CHALLENGE: Reproduce the listing below in full and without alteration, apart from its pictures.

>> START RECORD EXCERPTS

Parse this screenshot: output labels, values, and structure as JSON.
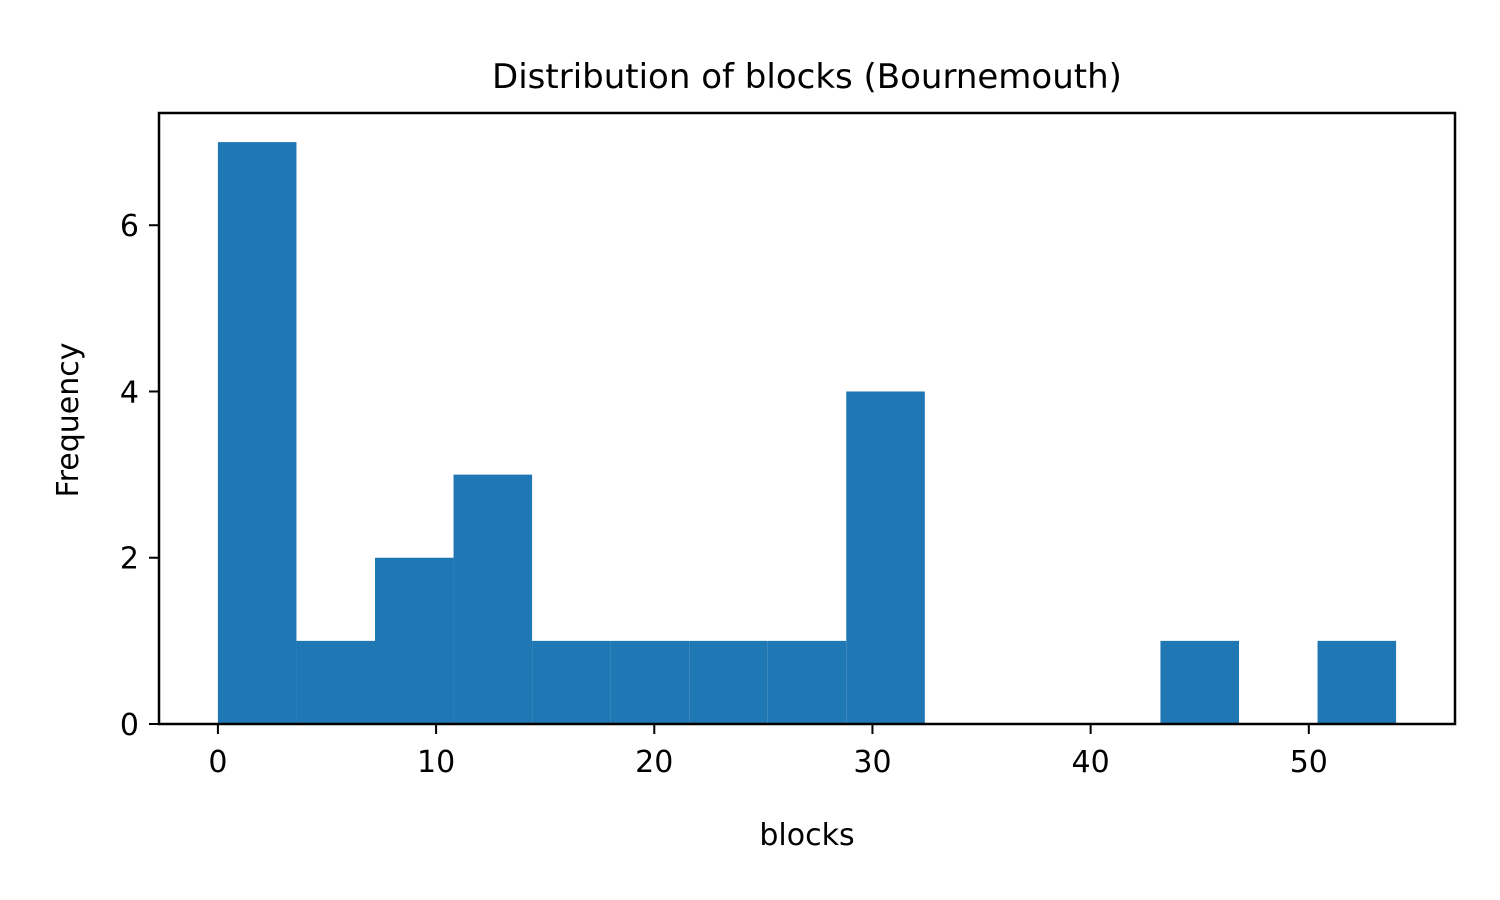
{
  "chart_data": {
    "type": "bar",
    "title": "Distribution of blocks (Bournemouth)",
    "xlabel": "blocks",
    "ylabel": "Frequency",
    "bin_edges": [
      0,
      3.6,
      7.2,
      10.8,
      14.4,
      18.0,
      21.6,
      25.2,
      28.8,
      32.4,
      36.0,
      39.6,
      43.2,
      46.8,
      50.4,
      54.0
    ],
    "values": [
      7,
      1,
      2,
      3,
      1,
      1,
      1,
      1,
      4,
      0,
      0,
      0,
      1,
      0,
      1
    ],
    "xlim": [
      -2.7,
      56.7
    ],
    "ylim": [
      0,
      7.35
    ],
    "xticks": [
      0,
      10,
      20,
      30,
      40,
      50
    ],
    "yticks": [
      0,
      2,
      4,
      6
    ],
    "bar_color": "#1f77b4",
    "grid": false,
    "legend": "none"
  }
}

>> END RECORD EXCERPTS

SOLUTION TO THIS EXERCISE:
Parse this screenshot: output labels, values, and structure as JSON.
{
  "chart_data": {
    "type": "bar",
    "title": "Distribution of blocks (Bournemouth)",
    "xlabel": "blocks",
    "ylabel": "Frequency",
    "bin_edges": [
      0,
      3.6,
      7.2,
      10.8,
      14.4,
      18.0,
      21.6,
      25.2,
      28.8,
      32.4,
      36.0,
      39.6,
      43.2,
      46.8,
      50.4,
      54.0
    ],
    "values": [
      7,
      1,
      2,
      3,
      1,
      1,
      1,
      1,
      4,
      0,
      0,
      0,
      1,
      0,
      1
    ],
    "xlim": [
      -2.7,
      56.7
    ],
    "ylim": [
      0,
      7.35
    ],
    "xticks": [
      0,
      10,
      20,
      30,
      40,
      50
    ],
    "yticks": [
      0,
      2,
      4,
      6
    ],
    "bar_color": "#1f77b4",
    "grid": false,
    "legend": "none"
  }
}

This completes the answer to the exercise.